- Objective -
Keep the images out and copy every entry below exactly.

- Working data -

>> BEGIN

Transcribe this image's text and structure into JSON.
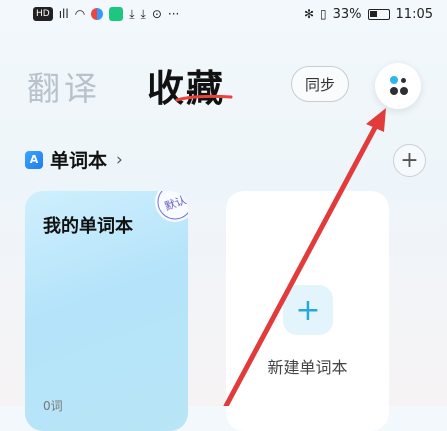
{
  "status_bar": {
    "left_icons": [
      "hd-icon",
      "signal-icon",
      "wifi-icon",
      "app-icon",
      "download-icon",
      "download-icon",
      "settings-icon",
      "more-dots-icon"
    ],
    "bluetooth_vibrate": "✻ 𝄃",
    "battery_text": "33%",
    "time": "11:05"
  },
  "header": {
    "tab_translate": "翻译",
    "tab_favorites": "收藏",
    "sync_label": "同步"
  },
  "section": {
    "title": "单词本",
    "icon_letter": "A",
    "chevron": "›",
    "add_symbol": "+"
  },
  "cards": {
    "my_wordbook": {
      "title": "我的单词本",
      "badge": "默认",
      "count": "0词"
    },
    "new_wordbook": {
      "plus": "+",
      "label": "新建单词本"
    }
  },
  "colors": {
    "accent": "#25a8e0",
    "annotation_arrow": "#e23b3b",
    "underline": "#e8443a"
  }
}
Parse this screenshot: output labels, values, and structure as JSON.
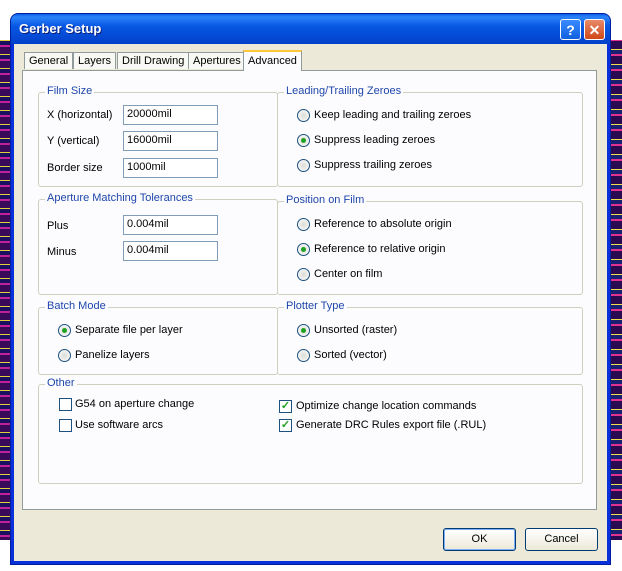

>> END

- Correct output -
Transcribe this image's text and structure into JSON.
{
  "status_bar": {
    "left_icons": [
      "hd-icon",
      "signal-icon",
      "wifi-icon",
      "app-icon",
      "download-icon",
      "download-icon",
      "settings-icon",
      "more-dots-icon"
    ],
    "bluetooth_vibrate": "✻ 𝄃",
    "battery_text": "33%",
    "time": "11:05"
  },
  "header": {
    "tab_translate": "翻译",
    "tab_favorites": "收藏",
    "sync_label": "同步"
  },
  "section": {
    "title": "单词本",
    "icon_letter": "A",
    "chevron": "›",
    "add_symbol": "+"
  },
  "cards": {
    "my_wordbook": {
      "title": "我的单词本",
      "badge": "默认",
      "count": "0词"
    },
    "new_wordbook": {
      "plus": "+",
      "label": "新建单词本"
    }
  },
  "colors": {
    "accent": "#25a8e0",
    "annotation_arrow": "#e23b3b",
    "underline": "#e8443a"
  }
}
Parse this screenshot: output labels, values, and structure as JSON.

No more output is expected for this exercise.